[Dataset items]
• • • • •
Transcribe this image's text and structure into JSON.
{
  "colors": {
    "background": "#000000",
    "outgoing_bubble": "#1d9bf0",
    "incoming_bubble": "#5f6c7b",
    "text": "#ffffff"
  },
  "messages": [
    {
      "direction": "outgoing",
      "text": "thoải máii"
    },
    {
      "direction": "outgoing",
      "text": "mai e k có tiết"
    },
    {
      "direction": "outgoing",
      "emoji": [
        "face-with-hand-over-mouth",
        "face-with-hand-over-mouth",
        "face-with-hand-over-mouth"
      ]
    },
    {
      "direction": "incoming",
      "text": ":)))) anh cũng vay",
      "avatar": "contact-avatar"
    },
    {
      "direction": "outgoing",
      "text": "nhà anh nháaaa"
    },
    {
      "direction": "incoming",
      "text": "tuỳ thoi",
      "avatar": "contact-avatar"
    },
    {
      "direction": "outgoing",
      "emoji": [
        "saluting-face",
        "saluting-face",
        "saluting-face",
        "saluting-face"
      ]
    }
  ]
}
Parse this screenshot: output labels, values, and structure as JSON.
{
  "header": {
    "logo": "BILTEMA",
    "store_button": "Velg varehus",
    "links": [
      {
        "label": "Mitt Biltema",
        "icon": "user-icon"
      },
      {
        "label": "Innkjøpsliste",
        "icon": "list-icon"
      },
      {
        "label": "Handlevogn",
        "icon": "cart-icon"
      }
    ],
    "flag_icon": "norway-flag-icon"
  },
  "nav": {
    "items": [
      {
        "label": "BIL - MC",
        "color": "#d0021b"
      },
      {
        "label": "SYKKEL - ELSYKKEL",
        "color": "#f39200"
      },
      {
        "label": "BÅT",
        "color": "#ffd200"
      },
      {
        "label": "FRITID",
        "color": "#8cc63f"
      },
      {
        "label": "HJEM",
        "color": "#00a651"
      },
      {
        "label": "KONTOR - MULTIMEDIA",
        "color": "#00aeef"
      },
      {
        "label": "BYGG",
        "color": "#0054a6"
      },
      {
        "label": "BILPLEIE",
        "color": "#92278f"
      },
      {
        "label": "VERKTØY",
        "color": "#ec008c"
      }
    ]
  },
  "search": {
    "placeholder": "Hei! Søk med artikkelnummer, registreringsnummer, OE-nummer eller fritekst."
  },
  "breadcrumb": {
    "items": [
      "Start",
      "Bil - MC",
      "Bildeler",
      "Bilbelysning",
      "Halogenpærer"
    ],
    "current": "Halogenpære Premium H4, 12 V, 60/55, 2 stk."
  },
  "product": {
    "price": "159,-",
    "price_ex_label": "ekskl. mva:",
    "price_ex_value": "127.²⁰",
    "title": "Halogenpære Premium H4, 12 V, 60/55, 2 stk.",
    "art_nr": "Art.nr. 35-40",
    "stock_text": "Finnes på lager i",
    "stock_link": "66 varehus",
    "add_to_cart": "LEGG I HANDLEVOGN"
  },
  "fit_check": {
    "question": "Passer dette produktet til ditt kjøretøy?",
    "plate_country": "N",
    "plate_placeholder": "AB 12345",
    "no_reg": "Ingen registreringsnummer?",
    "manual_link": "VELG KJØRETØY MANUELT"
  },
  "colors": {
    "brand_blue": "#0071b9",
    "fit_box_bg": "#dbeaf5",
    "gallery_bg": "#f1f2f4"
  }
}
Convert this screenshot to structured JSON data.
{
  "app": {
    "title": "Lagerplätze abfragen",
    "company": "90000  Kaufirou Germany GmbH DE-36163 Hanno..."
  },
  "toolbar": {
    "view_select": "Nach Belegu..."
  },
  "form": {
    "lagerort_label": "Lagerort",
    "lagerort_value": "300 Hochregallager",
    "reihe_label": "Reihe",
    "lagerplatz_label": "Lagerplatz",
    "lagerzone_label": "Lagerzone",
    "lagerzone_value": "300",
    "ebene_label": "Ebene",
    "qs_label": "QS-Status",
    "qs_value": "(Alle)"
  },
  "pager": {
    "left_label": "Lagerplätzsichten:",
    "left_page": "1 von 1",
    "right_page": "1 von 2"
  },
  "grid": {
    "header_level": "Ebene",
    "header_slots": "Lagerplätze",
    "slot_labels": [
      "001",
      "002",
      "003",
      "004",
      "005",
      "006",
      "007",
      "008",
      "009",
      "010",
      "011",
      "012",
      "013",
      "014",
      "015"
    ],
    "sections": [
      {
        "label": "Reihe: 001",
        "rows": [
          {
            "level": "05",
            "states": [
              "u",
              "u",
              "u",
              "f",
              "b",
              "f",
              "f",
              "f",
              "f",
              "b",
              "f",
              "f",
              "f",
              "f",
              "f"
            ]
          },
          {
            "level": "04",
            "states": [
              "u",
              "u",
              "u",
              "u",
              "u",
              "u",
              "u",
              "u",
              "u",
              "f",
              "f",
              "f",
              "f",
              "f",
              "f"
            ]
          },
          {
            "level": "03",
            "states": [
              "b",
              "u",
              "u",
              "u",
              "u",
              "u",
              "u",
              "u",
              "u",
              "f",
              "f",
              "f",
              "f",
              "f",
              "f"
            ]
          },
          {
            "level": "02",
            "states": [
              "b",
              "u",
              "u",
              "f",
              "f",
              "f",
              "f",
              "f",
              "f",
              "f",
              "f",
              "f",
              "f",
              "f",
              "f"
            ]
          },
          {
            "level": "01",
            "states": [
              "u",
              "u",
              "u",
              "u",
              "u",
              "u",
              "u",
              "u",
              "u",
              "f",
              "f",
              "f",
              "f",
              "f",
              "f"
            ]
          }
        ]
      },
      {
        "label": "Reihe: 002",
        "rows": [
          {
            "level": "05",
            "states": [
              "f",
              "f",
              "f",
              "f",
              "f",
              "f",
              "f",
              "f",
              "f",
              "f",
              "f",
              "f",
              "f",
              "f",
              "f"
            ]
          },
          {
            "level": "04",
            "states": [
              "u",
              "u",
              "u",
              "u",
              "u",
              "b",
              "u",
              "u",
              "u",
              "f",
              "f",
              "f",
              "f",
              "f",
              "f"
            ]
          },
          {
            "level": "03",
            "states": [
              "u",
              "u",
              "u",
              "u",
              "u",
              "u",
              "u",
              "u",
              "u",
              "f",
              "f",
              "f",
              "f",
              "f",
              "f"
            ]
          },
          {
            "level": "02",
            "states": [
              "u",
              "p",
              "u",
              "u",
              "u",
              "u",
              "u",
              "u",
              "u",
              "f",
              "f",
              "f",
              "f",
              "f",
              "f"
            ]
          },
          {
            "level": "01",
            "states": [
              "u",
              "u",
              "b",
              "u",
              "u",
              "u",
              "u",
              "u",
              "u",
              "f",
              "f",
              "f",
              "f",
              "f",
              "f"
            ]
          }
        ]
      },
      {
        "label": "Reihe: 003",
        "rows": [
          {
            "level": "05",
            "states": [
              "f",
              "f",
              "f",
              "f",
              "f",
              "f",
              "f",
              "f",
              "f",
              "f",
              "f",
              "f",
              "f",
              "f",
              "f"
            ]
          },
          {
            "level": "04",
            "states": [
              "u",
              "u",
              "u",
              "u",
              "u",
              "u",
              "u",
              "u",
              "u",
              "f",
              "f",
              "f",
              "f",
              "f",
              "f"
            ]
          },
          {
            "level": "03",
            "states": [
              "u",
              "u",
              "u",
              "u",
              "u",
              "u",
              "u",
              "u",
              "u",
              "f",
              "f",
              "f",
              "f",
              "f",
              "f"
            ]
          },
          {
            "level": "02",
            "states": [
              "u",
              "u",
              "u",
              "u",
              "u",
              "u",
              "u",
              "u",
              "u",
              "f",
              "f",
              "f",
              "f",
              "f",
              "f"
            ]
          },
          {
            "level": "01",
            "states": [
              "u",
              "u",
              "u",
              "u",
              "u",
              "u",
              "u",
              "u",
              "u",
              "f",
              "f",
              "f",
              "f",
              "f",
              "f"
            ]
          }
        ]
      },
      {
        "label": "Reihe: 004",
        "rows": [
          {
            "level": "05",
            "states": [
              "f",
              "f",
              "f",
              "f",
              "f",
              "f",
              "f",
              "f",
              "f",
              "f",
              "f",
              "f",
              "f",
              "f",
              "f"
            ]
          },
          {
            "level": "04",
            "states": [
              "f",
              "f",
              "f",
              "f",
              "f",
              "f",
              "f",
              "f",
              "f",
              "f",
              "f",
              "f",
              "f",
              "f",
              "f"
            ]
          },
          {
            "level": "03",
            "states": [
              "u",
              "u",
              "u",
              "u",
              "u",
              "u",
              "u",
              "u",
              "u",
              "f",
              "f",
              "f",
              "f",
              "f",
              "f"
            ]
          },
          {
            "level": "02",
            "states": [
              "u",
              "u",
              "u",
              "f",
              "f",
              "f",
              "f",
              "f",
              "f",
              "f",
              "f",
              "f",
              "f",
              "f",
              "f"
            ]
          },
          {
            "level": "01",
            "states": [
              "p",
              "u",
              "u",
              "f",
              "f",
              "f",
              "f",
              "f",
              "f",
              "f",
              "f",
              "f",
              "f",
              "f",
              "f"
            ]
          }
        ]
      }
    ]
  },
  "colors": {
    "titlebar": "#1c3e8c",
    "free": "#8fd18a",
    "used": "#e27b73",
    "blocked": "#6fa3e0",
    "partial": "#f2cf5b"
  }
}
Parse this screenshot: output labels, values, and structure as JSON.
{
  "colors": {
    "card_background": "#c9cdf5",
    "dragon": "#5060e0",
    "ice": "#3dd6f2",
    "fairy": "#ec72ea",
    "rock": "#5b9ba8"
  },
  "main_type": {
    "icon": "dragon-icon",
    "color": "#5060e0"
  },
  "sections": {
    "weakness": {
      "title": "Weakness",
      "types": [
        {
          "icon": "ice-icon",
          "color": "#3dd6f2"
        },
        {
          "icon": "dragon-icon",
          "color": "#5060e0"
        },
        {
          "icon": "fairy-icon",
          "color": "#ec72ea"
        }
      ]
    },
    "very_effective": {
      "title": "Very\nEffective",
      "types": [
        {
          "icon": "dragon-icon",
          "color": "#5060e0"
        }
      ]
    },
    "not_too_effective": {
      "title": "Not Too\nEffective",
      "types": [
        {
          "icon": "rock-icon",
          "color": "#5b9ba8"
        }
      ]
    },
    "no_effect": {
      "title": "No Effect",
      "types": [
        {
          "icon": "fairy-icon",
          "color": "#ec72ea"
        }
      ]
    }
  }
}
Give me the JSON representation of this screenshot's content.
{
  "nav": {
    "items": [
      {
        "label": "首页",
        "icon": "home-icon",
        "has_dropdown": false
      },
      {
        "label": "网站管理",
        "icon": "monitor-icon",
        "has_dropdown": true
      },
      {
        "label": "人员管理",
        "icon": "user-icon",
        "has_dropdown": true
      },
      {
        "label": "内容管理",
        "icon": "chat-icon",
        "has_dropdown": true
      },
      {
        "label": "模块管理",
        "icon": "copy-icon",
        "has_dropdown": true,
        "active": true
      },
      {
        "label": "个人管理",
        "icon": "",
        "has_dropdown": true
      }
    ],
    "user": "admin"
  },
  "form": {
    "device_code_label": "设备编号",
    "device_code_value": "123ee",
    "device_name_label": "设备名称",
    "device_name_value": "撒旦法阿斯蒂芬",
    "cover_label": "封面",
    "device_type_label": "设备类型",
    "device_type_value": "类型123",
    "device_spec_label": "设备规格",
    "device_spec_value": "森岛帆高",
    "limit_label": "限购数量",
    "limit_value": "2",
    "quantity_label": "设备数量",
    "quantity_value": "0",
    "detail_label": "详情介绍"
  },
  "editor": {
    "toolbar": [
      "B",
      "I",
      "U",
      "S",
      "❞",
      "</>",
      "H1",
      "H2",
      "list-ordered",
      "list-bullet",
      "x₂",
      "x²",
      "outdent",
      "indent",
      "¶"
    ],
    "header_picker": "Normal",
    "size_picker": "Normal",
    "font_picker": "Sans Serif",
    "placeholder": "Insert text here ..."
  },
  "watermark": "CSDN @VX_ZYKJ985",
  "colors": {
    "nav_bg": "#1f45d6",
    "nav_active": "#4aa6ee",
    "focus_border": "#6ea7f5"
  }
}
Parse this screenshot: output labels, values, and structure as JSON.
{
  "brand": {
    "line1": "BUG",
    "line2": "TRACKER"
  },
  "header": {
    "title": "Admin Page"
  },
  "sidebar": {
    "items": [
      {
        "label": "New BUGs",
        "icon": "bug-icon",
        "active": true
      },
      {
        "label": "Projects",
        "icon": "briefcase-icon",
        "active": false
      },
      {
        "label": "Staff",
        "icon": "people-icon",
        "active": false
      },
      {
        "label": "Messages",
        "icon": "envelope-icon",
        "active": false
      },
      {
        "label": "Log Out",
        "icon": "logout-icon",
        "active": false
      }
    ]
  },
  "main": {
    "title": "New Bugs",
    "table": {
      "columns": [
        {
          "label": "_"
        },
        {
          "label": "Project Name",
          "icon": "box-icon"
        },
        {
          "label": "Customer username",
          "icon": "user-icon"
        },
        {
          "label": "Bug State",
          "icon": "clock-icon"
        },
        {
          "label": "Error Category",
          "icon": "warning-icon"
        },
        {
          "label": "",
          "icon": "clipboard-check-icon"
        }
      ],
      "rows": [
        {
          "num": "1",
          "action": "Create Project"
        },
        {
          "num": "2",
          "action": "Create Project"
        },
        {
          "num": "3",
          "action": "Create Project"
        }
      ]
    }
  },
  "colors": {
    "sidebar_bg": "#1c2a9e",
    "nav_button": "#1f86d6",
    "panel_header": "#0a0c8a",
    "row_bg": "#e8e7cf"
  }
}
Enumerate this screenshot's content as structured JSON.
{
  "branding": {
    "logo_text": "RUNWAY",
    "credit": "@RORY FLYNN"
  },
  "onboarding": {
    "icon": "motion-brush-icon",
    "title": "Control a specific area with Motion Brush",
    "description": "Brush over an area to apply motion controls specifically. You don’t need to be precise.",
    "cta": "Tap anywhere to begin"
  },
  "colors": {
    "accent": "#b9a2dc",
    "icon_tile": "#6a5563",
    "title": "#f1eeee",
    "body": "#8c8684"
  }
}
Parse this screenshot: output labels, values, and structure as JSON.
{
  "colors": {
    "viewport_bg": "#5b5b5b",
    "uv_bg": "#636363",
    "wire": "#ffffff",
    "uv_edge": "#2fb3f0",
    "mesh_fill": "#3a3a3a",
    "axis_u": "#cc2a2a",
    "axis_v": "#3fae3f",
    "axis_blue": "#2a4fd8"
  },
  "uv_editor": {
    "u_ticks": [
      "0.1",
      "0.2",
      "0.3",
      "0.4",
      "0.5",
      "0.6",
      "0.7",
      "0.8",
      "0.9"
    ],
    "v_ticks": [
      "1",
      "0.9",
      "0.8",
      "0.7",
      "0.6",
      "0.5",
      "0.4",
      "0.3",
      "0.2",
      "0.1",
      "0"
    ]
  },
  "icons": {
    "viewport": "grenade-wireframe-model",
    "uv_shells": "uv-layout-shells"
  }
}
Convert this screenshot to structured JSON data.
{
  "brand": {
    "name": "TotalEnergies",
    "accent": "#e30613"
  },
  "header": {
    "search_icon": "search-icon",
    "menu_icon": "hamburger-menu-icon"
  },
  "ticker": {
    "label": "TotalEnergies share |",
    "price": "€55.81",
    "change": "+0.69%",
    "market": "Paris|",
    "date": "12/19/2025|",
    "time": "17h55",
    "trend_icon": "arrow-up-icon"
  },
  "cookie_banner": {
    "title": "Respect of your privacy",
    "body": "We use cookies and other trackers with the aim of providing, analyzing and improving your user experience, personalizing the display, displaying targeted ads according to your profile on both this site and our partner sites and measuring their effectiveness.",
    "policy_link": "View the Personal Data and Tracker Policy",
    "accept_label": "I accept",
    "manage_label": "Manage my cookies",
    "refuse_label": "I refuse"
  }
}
• • • • •
→ **EXERCISE INSTRUCTIONS**: Of the lines above, how many contain the word "Ebene"? Provide the number and nothing else.

→ **RESULT FOR THIS TASK**: 2